◆ EXERCISE AIM ◆
Go through the data and copy every line exactly, but not the images.

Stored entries
>> START

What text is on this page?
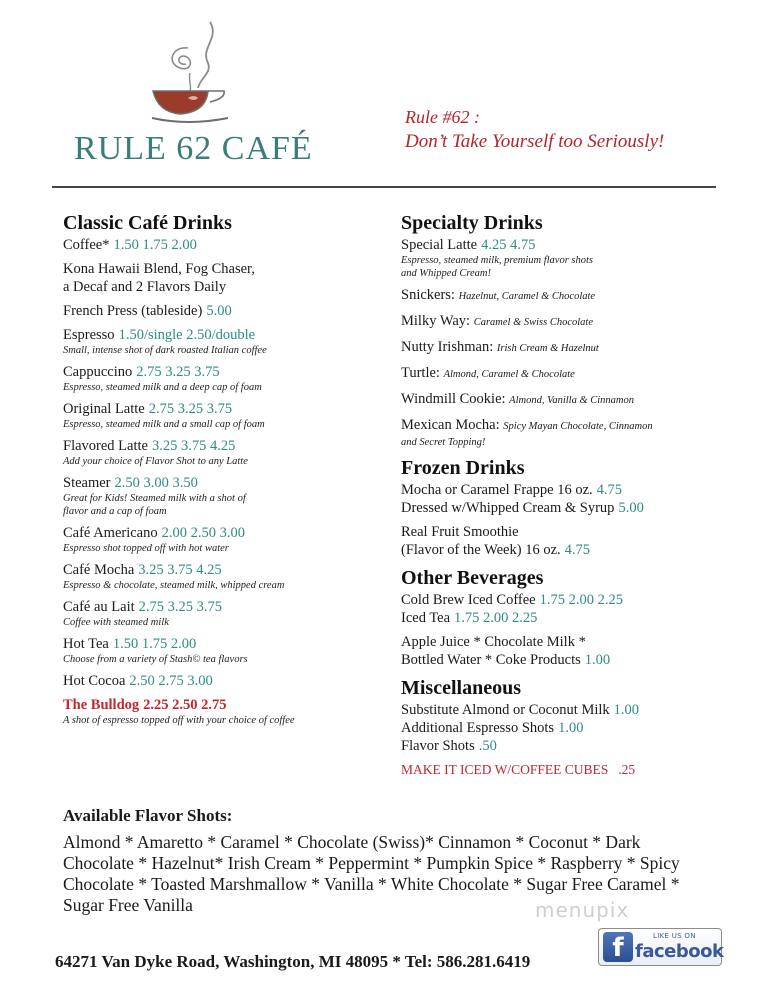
RULE 62 CAFÉ
Rule #62 :
Don’t Take Yourself too Seriously!
Classic Café Drinks
Coffee* 1.50 1.75 2.00
Kona Hawaii Blend, Fog Chaser,
a Decaf and 2 Flavors Daily
French Press (tableside) 5.00
Espresso 1.50/single 2.50/double
Small, intense shot of dark roasted Italian coffee
Cappuccino 2.75 3.25 3.75
Espresso, steamed milk and a deep cap of foam
Original Latte 2.75 3.25 3.75
Espresso, steamed milk and a small cap of foam
Flavored Latte 3.25 3.75 4.25
Add your choice of Flavor Shot to any Latte
Steamer 2.50 3.00 3.50
Great for Kids! Steamed milk with a shot of
flavor and a cap of foam
Café Americano 2.00 2.50 3.00
Espresso shot topped off with hot water
Café Mocha 3.25 3.75 4.25
Espresso & chocolate, steamed milk, whipped cream
Café au Lait 2.75 3.25 3.75
Coffee with steamed milk
Hot Tea 1.50 1.75 2.00
Choose from a variety of Stash© tea flavors
Hot Cocoa 2.50 2.75 3.00
The Bulldog 2.25 2.50 2.75
A shot of espresso topped off with your choice of coffee
Specialty Drinks
Special Latte 4.25 4.75
Espresso, steamed milk, premium flavor shots
and Whipped Cream!
Snickers: Hazelnut, Caramel & Chocolate
Milky Way: Caramel & Swiss Chocolate
Nutty Irishman: Irish Cream & Hazelnut
Turtle: Almond, Caramel & Chocolate
Windmill Cookie: Almond, Vanilla & Cinnamon
Mexican Mocha: Spicy Mayan Chocolate, Cinnamon
and Secret Topping!
Frozen Drinks
Mocha or Caramel Frappe 16 oz. 4.75
Dressed w/Whipped Cream & Syrup 5.00
Real Fruit Smoothie
(Flavor of the Week) 16 oz. 4.75
Other Beverages
Cold Brew Iced Coffee 1.75 2.00 2.25
Iced Tea 1.75 2.00 2.25
Apple Juice * Chocolate Milk *
Bottled Water * Coke Products 1.00
Miscellaneous
Substitute Almond or Coconut Milk 1.00
Additional Espresso Shots 1.00
Flavor Shots .50
MAKE IT ICED W/COFFEE CUBES .25
Available Flavor Shots:
Almond * Amaretto * Caramel * Chocolate (Swiss)* Cinnamon * Coconut * Dark Chocolate * Hazelnut* Irish Cream * Peppermint * Pumpkin Spice * Raspberry * Spicy Chocolate * Toasted Marshmallow * Vanilla * White Chocolate * Sugar Free Caramel * Sugar Free Vanilla	menupix
64271 Van Dyke Road, Washington, MI 48095 * Tel: 586.281.6419	f	LIKE US ON
facebook
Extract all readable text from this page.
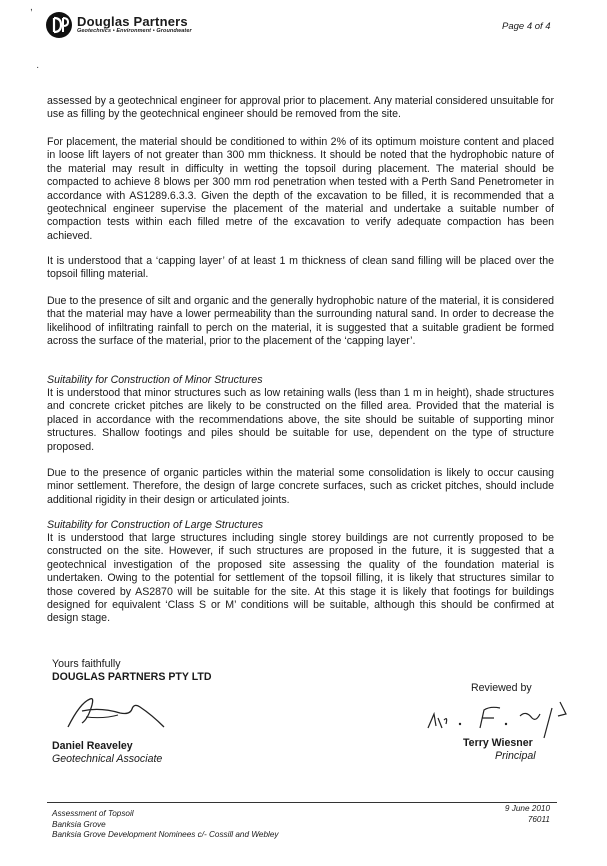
Douglas Partners
Geotechnics • Environment • Groundwater	Page 4 of 4
,
·

assessed by a geotechnical engineer for approval prior to placement. Any material considered unsuitable for use as filling by the geotechnical engineer should be removed from the site.

For placement, the material should be conditioned to within 2% of its optimum moisture content and placed in loose lift layers of not greater than 300 mm thickness. It should be noted that the hydrophobic nature of the material may result in difficulty in wetting the topsoil during placement. The material should be compacted to achieve 8 blows per 300 mm rod penetration when tested with a Perth Sand Penetrometer in accordance with AS1289.6.3.3. Given the depth of the excavation to be filled, it is recommended that a geotechnical engineer supervise the placement of the material and undertake a suitable number of compaction tests within each filled metre of the excavation to verify adequate compaction has been achieved.

It is understood that a ‘capping layer’ of at least 1 m thickness of clean sand filling will be placed over the topsoil filling material.

Due to the presence of silt and organic and the generally hydrophobic nature of the material, it is considered that the material may have a lower permeability than the surrounding natural sand. In order to decrease the likelihood of infiltrating rainfall to perch on the material, it is suggested that a suitable gradient be formed across the surface of the material, prior to the placement of the ‘capping layer’.

Suitability for Construction of Minor Structures

It is understood that minor structures such as low retaining walls (less than 1 m in height), shade structures and concrete cricket pitches are likely to be constructed on the filled area. Provided that the material is placed in accordance with the recommendations above, the site should be suitable of supporting minor structures. Shallow footings and piles should be suitable for use, dependent on the type of structure proposed.

Due to the presence of organic particles within the material some consolidation is likely to occur causing minor settlement. Therefore, the design of large concrete surfaces, such as cricket pitches, should include additional rigidity in their design or articulated joints.

Suitability for Construction of Large Structures

It is understood that large structures including single storey buildings are not currently proposed to be constructed on the site. However, if such structures are proposed in the future, it is suggested that a geotechnical investigation of the proposed site assessing the quality of the foundation material is undertaken. Owing to the potential for settlement of the topsoil filling, it is likely that structures similar to those covered by AS2870 will be suitable for the site. At this stage it is likely that footings for buildings designed for equivalent ‘Class S or M’ conditions will be suitable, although this should be confirmed at design stage.

Yours faithfully
DOUGLAS PARTNERS PTY LTD
Daniel Reaveley
Geotechnical Associate
Reviewed by
Terry Wiesner
Principal
Assessment of Topsoil
Banksia Grove
Banksia Grove Development Nominees c/- Cossill and Webley
9 June 2010
76011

>> END

◆ ANSWER TO THIS EXERCISE ◆
What text is on this page?
RULE 62 CAFÉ
Rule #62 :
Don’t Take Yourself too Seriously!
Classic Café Drinks
Coffee* 1.50 1.75 2.00
Kona Hawaii Blend, Fog Chaser,
a Decaf and 2 Flavors Daily
French Press (tableside) 5.00
Espresso 1.50/single 2.50/double
Small, intense shot of dark roasted Italian coffee
Cappuccino 2.75 3.25 3.75
Espresso, steamed milk and a deep cap of foam
Original Latte 2.75 3.25 3.75
Espresso, steamed milk and a small cap of foam
Flavored Latte 3.25 3.75 4.25
Add your choice of Flavor Shot to any Latte
Steamer 2.50 3.00 3.50
Great for Kids! Steamed milk with a shot of
flavor and a cap of foam
Café Americano 2.00 2.50 3.00
Espresso shot topped off with hot water
Café Mocha 3.25 3.75 4.25
Espresso & chocolate, steamed milk, whipped cream
Café au Lait 2.75 3.25 3.75
Coffee with steamed milk
Hot Tea 1.50 1.75 2.00
Choose from a variety of Stash© tea flavors
Hot Cocoa 2.50 2.75 3.00
The Bulldog 2.25 2.50 2.75
A shot of espresso topped off with your choice of coffee
Specialty Drinks
Special Latte 4.25 4.75
Espresso, steamed milk, premium flavor shots
and Whipped Cream!
Snickers: Hazelnut, Caramel & Chocolate
Milky Way: Caramel & Swiss Chocolate
Nutty Irishman: Irish Cream & Hazelnut
Turtle: Almond, Caramel & Chocolate
Windmill Cookie: Almond, Vanilla & Cinnamon
Mexican Mocha: Spicy Mayan Chocolate, Cinnamon
and Secret Topping!
Frozen Drinks
Mocha or Caramel Frappe 16 oz. 4.75
Dressed w/Whipped Cream & Syrup 5.00
Real Fruit Smoothie
(Flavor of the Week) 16 oz. 4.75
Other Beverages
Cold Brew Iced Coffee 1.75 2.00 2.25
Iced Tea 1.75 2.00 2.25
Apple Juice * Chocolate Milk *
Bottled Water * Coke Products 1.00
Miscellaneous
Substitute Almond or Coconut Milk 1.00
Additional Espresso Shots 1.00
Flavor Shots .50
MAKE IT ICED W/COFFEE CUBES .25
Available Flavor Shots:
Almond * Amaretto * Caramel * Chocolate (Swiss)* Cinnamon * Coconut * Dark Chocolate * Hazelnut* Irish Cream * Peppermint * Pumpkin Spice * Raspberry * Spicy Chocolate * Toasted Marshmallow * Vanilla * White Chocolate * Sugar Free Caramel * Sugar Free Vanilla	menupix
64271 Van Dyke Road, Washington, MI 48095 * Tel: 586.281.6419	f	LIKE US ON
facebook
Extract all readable text from this page.
Douglas Partners
Geotechnics • Environment • Groundwater	Page 4 of 4
,
·

assessed by a geotechnical engineer for approval prior to placement. Any material considered unsuitable for use as filling by the geotechnical engineer should be removed from the site.

For placement, the material should be conditioned to within 2% of its optimum moisture content and placed in loose lift layers of not greater than 300 mm thickness. It should be noted that the hydrophobic nature of the material may result in difficulty in wetting the topsoil during placement. The material should be compacted to achieve 8 blows per 300 mm rod penetration when tested with a Perth Sand Penetrometer in accordance with AS1289.6.3.3. Given the depth of the excavation to be filled, it is recommended that a geotechnical engineer supervise the placement of the material and undertake a suitable number of compaction tests within each filled metre of the excavation to verify adequate compaction has been achieved.

It is understood that a ‘capping layer’ of at least 1 m thickness of clean sand filling will be placed over the topsoil filling material.

Due to the presence of silt and organic and the generally hydrophobic nature of the material, it is considered that the material may have a lower permeability than the surrounding natural sand. In order to decrease the likelihood of infiltrating rainfall to perch on the material, it is suggested that a suitable gradient be formed across the surface of the material, prior to the placement of the ‘capping layer’.

Suitability for Construction of Minor Structures

It is understood that minor structures such as low retaining walls (less than 1 m in height), shade structures and concrete cricket pitches are likely to be constructed on the filled area. Provided that the material is placed in accordance with the recommendations above, the site should be suitable of supporting minor structures. Shallow footings and piles should be suitable for use, dependent on the type of structure proposed.

Due to the presence of organic particles within the material some consolidation is likely to occur causing minor settlement. Therefore, the design of large concrete surfaces, such as cricket pitches, should include additional rigidity in their design or articulated joints.

Suitability for Construction of Large Structures

It is understood that large structures including single storey buildings are not currently proposed to be constructed on the site. However, if such structures are proposed in the future, it is suggested that a geotechnical investigation of the proposed site assessing the quality of the foundation material is undertaken. Owing to the potential for settlement of the topsoil filling, it is likely that structures similar to those covered by AS2870 will be suitable for the site. At this stage it is likely that footings for buildings designed for equivalent ‘Class S or M’ conditions will be suitable, although this should be confirmed at design stage.

Yours faithfully
DOUGLAS PARTNERS PTY LTD
Daniel Reaveley
Geotechnical Associate
Reviewed by
Terry Wiesner
Principal
Assessment of Topsoil
Banksia Grove
Banksia Grove Development Nominees c/- Cossill and Webley
9 June 2010
76011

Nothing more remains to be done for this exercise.